Stated problem:
All of the material below is to be repeated exactly.

Data in this exercise:
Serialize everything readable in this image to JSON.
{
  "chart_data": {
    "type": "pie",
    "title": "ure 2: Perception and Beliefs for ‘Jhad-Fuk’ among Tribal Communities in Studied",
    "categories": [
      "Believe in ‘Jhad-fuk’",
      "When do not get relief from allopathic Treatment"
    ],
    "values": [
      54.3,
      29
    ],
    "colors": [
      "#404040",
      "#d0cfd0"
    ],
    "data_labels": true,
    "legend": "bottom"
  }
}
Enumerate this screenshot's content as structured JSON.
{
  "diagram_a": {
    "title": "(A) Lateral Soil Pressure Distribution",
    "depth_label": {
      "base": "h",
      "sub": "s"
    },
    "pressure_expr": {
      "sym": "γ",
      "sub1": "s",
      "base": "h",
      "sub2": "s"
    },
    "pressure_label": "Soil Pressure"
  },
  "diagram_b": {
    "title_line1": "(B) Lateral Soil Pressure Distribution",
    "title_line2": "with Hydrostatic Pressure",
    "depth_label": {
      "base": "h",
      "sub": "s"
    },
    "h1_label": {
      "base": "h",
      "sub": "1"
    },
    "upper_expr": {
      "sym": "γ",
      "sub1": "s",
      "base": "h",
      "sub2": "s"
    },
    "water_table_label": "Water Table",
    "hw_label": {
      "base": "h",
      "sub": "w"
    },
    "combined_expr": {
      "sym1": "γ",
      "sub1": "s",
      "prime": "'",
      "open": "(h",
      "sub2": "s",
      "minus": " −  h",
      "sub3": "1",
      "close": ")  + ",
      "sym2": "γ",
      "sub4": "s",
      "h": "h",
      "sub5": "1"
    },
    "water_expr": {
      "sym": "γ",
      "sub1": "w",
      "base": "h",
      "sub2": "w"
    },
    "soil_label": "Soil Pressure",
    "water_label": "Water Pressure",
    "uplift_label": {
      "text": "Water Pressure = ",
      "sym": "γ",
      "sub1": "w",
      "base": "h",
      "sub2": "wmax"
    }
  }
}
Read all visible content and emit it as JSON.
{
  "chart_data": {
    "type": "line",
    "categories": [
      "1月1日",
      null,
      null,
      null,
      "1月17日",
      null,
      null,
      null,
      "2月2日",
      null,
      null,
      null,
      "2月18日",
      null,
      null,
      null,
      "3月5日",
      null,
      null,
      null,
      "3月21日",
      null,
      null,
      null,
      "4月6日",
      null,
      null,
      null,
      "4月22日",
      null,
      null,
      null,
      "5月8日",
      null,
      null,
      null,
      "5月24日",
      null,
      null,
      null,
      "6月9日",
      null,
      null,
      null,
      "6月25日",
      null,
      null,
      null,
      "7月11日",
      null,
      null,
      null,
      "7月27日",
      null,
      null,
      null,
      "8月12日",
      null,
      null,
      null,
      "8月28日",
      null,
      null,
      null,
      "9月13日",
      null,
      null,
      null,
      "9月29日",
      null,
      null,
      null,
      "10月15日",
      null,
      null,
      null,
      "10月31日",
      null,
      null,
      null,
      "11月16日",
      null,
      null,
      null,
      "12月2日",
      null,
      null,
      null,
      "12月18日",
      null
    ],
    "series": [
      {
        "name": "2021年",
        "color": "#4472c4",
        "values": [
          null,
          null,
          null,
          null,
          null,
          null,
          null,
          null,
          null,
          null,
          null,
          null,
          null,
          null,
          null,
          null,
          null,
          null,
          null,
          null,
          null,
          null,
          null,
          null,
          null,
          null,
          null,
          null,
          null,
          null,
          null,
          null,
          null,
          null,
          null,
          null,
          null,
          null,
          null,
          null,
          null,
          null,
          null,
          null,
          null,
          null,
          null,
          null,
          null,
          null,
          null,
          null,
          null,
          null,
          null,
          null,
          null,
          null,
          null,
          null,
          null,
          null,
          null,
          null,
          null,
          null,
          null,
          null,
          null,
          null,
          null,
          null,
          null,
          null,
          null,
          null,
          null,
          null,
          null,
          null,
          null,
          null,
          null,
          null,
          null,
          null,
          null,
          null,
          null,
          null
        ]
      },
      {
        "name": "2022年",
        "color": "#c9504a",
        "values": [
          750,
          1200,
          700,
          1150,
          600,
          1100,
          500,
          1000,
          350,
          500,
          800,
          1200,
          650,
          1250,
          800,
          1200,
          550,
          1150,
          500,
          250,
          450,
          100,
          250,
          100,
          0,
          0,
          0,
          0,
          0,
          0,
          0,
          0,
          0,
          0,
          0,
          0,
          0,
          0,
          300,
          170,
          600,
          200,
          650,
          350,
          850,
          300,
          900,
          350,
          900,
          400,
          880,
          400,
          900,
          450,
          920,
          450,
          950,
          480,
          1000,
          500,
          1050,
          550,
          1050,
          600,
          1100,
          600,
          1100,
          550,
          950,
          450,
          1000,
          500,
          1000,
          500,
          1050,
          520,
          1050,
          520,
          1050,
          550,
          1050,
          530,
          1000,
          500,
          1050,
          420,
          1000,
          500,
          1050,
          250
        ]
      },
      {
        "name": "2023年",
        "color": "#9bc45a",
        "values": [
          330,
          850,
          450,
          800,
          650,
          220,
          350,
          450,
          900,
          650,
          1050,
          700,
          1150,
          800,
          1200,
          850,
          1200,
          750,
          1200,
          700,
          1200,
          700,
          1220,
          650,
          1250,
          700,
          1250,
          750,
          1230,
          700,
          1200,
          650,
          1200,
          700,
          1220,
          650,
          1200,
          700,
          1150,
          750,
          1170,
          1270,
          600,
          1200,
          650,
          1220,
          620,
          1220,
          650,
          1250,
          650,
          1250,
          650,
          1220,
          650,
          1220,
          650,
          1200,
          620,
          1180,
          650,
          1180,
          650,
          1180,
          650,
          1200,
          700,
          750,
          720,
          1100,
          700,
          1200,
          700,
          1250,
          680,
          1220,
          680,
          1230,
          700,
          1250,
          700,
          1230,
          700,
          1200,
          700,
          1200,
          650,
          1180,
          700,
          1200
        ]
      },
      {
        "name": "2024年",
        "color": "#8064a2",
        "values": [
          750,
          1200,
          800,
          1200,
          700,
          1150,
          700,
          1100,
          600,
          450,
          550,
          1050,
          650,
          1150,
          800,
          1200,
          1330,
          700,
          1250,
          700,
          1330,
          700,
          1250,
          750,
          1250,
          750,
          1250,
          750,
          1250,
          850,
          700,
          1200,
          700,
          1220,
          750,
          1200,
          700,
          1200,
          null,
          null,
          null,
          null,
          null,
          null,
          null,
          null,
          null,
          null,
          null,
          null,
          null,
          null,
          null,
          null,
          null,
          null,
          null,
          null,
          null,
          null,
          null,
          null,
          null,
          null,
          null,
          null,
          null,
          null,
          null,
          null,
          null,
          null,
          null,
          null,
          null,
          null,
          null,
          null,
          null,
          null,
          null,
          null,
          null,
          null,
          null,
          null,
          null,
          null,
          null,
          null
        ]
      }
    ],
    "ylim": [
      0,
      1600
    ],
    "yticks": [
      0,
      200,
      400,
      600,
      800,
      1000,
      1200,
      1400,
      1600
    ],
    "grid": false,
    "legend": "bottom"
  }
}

Exercise response:
Serialize everything readable in this image to JSON.
{
  "chart_data": {
    "type": "pie",
    "title": "ure 2: Perception and Beliefs for ‘Jhad-Fuk’ among Tribal Communities in Studied",
    "categories": [
      "Believe in ‘Jhad-fuk’",
      "When do not get relief from allopathic Treatment"
    ],
    "values": [
      54.3,
      29
    ],
    "colors": [
      "#404040",
      "#d0cfd0"
    ],
    "data_labels": true,
    "legend": "bottom"
  }
}
Enumerate this screenshot's content as structured JSON.
{
  "diagram_a": {
    "title": "(A) Lateral Soil Pressure Distribution",
    "depth_label": {
      "base": "h",
      "sub": "s"
    },
    "pressure_expr": {
      "sym": "γ",
      "sub1": "s",
      "base": "h",
      "sub2": "s"
    },
    "pressure_label": "Soil Pressure"
  },
  "diagram_b": {
    "title_line1": "(B) Lateral Soil Pressure Distribution",
    "title_line2": "with Hydrostatic Pressure",
    "depth_label": {
      "base": "h",
      "sub": "s"
    },
    "h1_label": {
      "base": "h",
      "sub": "1"
    },
    "upper_expr": {
      "sym": "γ",
      "sub1": "s",
      "base": "h",
      "sub2": "s"
    },
    "water_table_label": "Water Table",
    "hw_label": {
      "base": "h",
      "sub": "w"
    },
    "combined_expr": {
      "sym1": "γ",
      "sub1": "s",
      "prime": "'",
      "open": "(h",
      "sub2": "s",
      "minus": " −  h",
      "sub3": "1",
      "close": ")  + ",
      "sym2": "γ",
      "sub4": "s",
      "h": "h",
      "sub5": "1"
    },
    "water_expr": {
      "sym": "γ",
      "sub1": "w",
      "base": "h",
      "sub2": "w"
    },
    "soil_label": "Soil Pressure",
    "water_label": "Water Pressure",
    "uplift_label": {
      "text": "Water Pressure = ",
      "sym": "γ",
      "sub1": "w",
      "base": "h",
      "sub2": "wmax"
    }
  }
}
Read all visible content and emit it as JSON.
{
  "chart_data": {
    "type": "line",
    "categories": [
      "1月1日",
      null,
      null,
      null,
      "1月17日",
      null,
      null,
      null,
      "2月2日",
      null,
      null,
      null,
      "2月18日",
      null,
      null,
      null,
      "3月5日",
      null,
      null,
      null,
      "3月21日",
      null,
      null,
      null,
      "4月6日",
      null,
      null,
      null,
      "4月22日",
      null,
      null,
      null,
      "5月8日",
      null,
      null,
      null,
      "5月24日",
      null,
      null,
      null,
      "6月9日",
      null,
      null,
      null,
      "6月25日",
      null,
      null,
      null,
      "7月11日",
      null,
      null,
      null,
      "7月27日",
      null,
      null,
      null,
      "8月12日",
      null,
      null,
      null,
      "8月28日",
      null,
      null,
      null,
      "9月13日",
      null,
      null,
      null,
      "9月29日",
      null,
      null,
      null,
      "10月15日",
      null,
      null,
      null,
      "10月31日",
      null,
      null,
      null,
      "11月16日",
      null,
      null,
      null,
      "12月2日",
      null,
      null,
      null,
      "12月18日",
      null
    ],
    "series": [
      {
        "name": "2021年",
        "color": "#4472c4",
        "values": [
          null,
          null,
          null,
          null,
          null,
          null,
          null,
          null,
          null,
          null,
          null,
          null,
          null,
          null,
          null,
          null,
          null,
          null,
          null,
          null,
          null,
          null,
          null,
          null,
          null,
          null,
          null,
          null,
          null,
          null,
          null,
          null,
          null,
          null,
          null,
          null,
          null,
          null,
          null,
          null,
          null,
          null,
          null,
          null,
          null,
          null,
          null,
          null,
          null,
          null,
          null,
          null,
          null,
          null,
          null,
          null,
          null,
          null,
          null,
          null,
          null,
          null,
          null,
          null,
          null,
          null,
          null,
          null,
          null,
          null,
          null,
          null,
          null,
          null,
          null,
          null,
          null,
          null,
          null,
          null,
          null,
          null,
          null,
          null,
          null,
          null,
          null,
          null,
          null,
          null
        ]
      },
      {
        "name": "2022年",
        "color": "#c9504a",
        "values": [
          750,
          1200,
          700,
          1150,
          600,
          1100,
          500,
          1000,
          350,
          500,
          800,
          1200,
          650,
          1250,
          800,
          1200,
          550,
          1150,
          500,
          250,
          450,
          100,
          250,
          100,
          0,
          0,
          0,
          0,
          0,
          0,
          0,
          0,
          0,
          0,
          0,
          0,
          0,
          0,
          300,
          170,
          600,
          200,
          650,
          350,
          850,
          300,
          900,
          350,
          900,
          400,
          880,
          400,
          900,
          450,
          920,
          450,
          950,
          480,
          1000,
          500,
          1050,
          550,
          1050,
          600,
          1100,
          600,
          1100,
          550,
          950,
          450,
          1000,
          500,
          1000,
          500,
          1050,
          520,
          1050,
          520,
          1050,
          550,
          1050,
          530,
          1000,
          500,
          1050,
          420,
          1000,
          500,
          1050,
          250
        ]
      },
      {
        "name": "2023年",
        "color": "#9bc45a",
        "values": [
          330,
          850,
          450,
          800,
          650,
          220,
          350,
          450,
          900,
          650,
          1050,
          700,
          1150,
          800,
          1200,
          850,
          1200,
          750,
          1200,
          700,
          1200,
          700,
          1220,
          650,
          1250,
          700,
          1250,
          750,
          1230,
          700,
          1200,
          650,
          1200,
          700,
          1220,
          650,
          1200,
          700,
          1150,
          750,
          1170,
          1270,
          600,
          1200,
          650,
          1220,
          620,
          1220,
          650,
          1250,
          650,
          1250,
          650,
          1220,
          650,
          1220,
          650,
          1200,
          620,
          1180,
          650,
          1180,
          650,
          1180,
          650,
          1200,
          700,
          750,
          720,
          1100,
          700,
          1200,
          700,
          1250,
          680,
          1220,
          680,
          1230,
          700,
          1250,
          700,
          1230,
          700,
          1200,
          700,
          1200,
          650,
          1180,
          700,
          1200
        ]
      },
      {
        "name": "2024年",
        "color": "#8064a2",
        "values": [
          750,
          1200,
          800,
          1200,
          700,
          1150,
          700,
          1100,
          600,
          450,
          550,
          1050,
          650,
          1150,
          800,
          1200,
          1330,
          700,
          1250,
          700,
          1330,
          700,
          1250,
          750,
          1250,
          750,
          1250,
          750,
          1250,
          850,
          700,
          1200,
          700,
          1220,
          750,
          1200,
          700,
          1200,
          null,
          null,
          null,
          null,
          null,
          null,
          null,
          null,
          null,
          null,
          null,
          null,
          null,
          null,
          null,
          null,
          null,
          null,
          null,
          null,
          null,
          null,
          null,
          null,
          null,
          null,
          null,
          null,
          null,
          null,
          null,
          null,
          null,
          null,
          null,
          null,
          null,
          null,
          null,
          null,
          null,
          null,
          null,
          null,
          null,
          null,
          null,
          null,
          null,
          null,
          null,
          null
        ]
      }
    ],
    "ylim": [
      0,
      1600
    ],
    "yticks": [
      0,
      200,
      400,
      600,
      800,
      1000,
      1200,
      1400,
      1600
    ],
    "grid": false,
    "legend": "bottom"
  }
}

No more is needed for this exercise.